:: What you have to do ::
Once the pictures are set aside, transcribe the remaining data exactly.

:: Data section ::
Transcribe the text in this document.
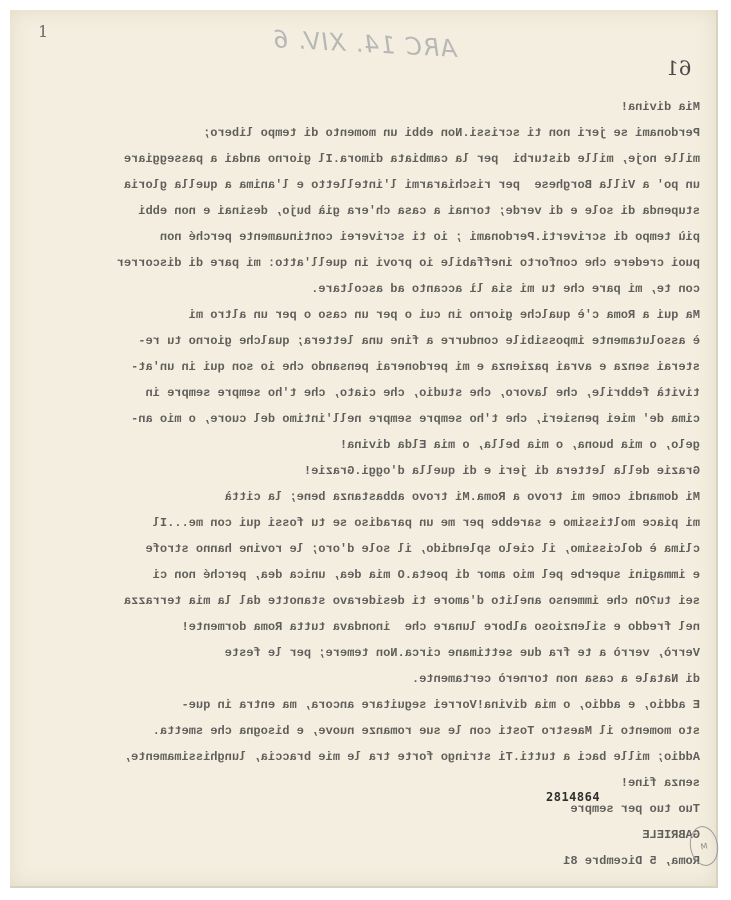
1	ARC 14. XIV. 6
61
Mia divina!
Perdonami se jeri non ti scrissi.Non ebbi un momento di tempo libero;
mille noje, mille disturbi  per la cambiata dimora.Il giorno andai a passeggiare
un po' a Villa Borghese  per rischiararmi l'intelletto e l'anima a quella gloria
stupenda di sole e di verde; tornai a casa ch'era già bujo, desinai e non ebbi
più tempo di scriverti.Perdonami ; io ti scriverei continuamente perché non
puoi credere che conforto ineffabile io provi in quell'atto: mi pare di discorrer
con te, mi pare che tu mi sia lì accanto ad ascoltare.
Ma qui a Roma c'è qualche giorno in cui o per un caso o per un altro mi
è assolutamente impossibile condurre a fine una lettera; qualche giorno tu re-
sterai senza e avrai pazienza e mi perdonerai pensando che io son qui in un'at-
tività febbrile, che lavoro, che studio, che ciato, che t'ho sempre sempre in
cima de' miei pensieri, che t'ho sempre sempre nell'intimo del cuore, o mio an-
gelo, o mia buona, o mia bella, o mia Elda divina!
Grazie della lettera di jeri e di quella d'oggi.Grazie!
Mi domandi come mi trovo a Roma.Mi trovo abbastanza bene; la città
mi piace moltissimo e sarebbe per me un paradiso se tu fossi qui con me...Il
clima è dolcissimo, il cielo splendido, il sole d'oro; le rovine hanno strofe
e immagini superbe pel mio amor di poeta.O mia dea, unica dea, perché non ci
sei tu?On che immenso anelito d'amore ti desideravo stanotte dal la mia terrazza
nel freddo e silenzioso albore lunare che  inondava tutta Roma dormente!
Verrò, verrò a te fra due settimane circa.Non temere; per le feste
di Natale a casa non tornerò certamente.
E addio, e addio, o mia divina!Vorrei seguitare ancora, ma entra in que-
sto momento il Maestro Tosti con le sue romanze nuove, e bisogna che smetta.
Addio; mille baci a tutti.Ti stringo forte tra le mie braccia, lunghissimamente,
senza fine!
Tuo tuo per sempre
GABRIELE
Roma, 5 Dicembre 81
2814864
M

:: Output of the task ::
Transcribe the text in this document.
1	ARC 14. XIV. 6
61
Mia divina!
Perdonami se jeri non ti scrissi.Non ebbi un momento di tempo libero;
mille noje, mille disturbi  per la cambiata dimora.Il giorno andai a passeggiare
un po' a Villa Borghese  per rischiararmi l'intelletto e l'anima a quella gloria
stupenda di sole e di verde; tornai a casa ch'era già bujo, desinai e non ebbi
più tempo di scriverti.Perdonami ; io ti scriverei continuamente perché non
puoi credere che conforto ineffabile io provi in quell'atto: mi pare di discorrer
con te, mi pare che tu mi sia lì accanto ad ascoltare.
Ma qui a Roma c'è qualche giorno in cui o per un caso o per un altro mi
è assolutamente impossibile condurre a fine una lettera; qualche giorno tu re-
sterai senza e avrai pazienza e mi perdonerai pensando che io son qui in un'at-
tività febbrile, che lavoro, che studio, che ciato, che t'ho sempre sempre in
cima de' miei pensieri, che t'ho sempre sempre nell'intimo del cuore, o mio an-
gelo, o mia buona, o mia bella, o mia Elda divina!
Grazie della lettera di jeri e di quella d'oggi.Grazie!
Mi domandi come mi trovo a Roma.Mi trovo abbastanza bene; la città
mi piace moltissimo e sarebbe per me un paradiso se tu fossi qui con me...Il
clima è dolcissimo, il cielo splendido, il sole d'oro; le rovine hanno strofe
e immagini superbe pel mio amor di poeta.O mia dea, unica dea, perché non ci
sei tu?On che immenso anelito d'amore ti desideravo stanotte dal la mia terrazza
nel freddo e silenzioso albore lunare che  inondava tutta Roma dormente!
Verrò, verrò a te fra due settimane circa.Non temere; per le feste
di Natale a casa non tornerò certamente.
E addio, e addio, o mia divina!Vorrei seguitare ancora, ma entra in que-
sto momento il Maestro Tosti con le sue romanze nuove, e bisogna che smetta.
Addio; mille baci a tutti.Ti stringo forte tra le mie braccia, lunghissimamente,
senza fine!
Tuo tuo per sempre
GABRIELE
Roma, 5 Dicembre 81
2814864
M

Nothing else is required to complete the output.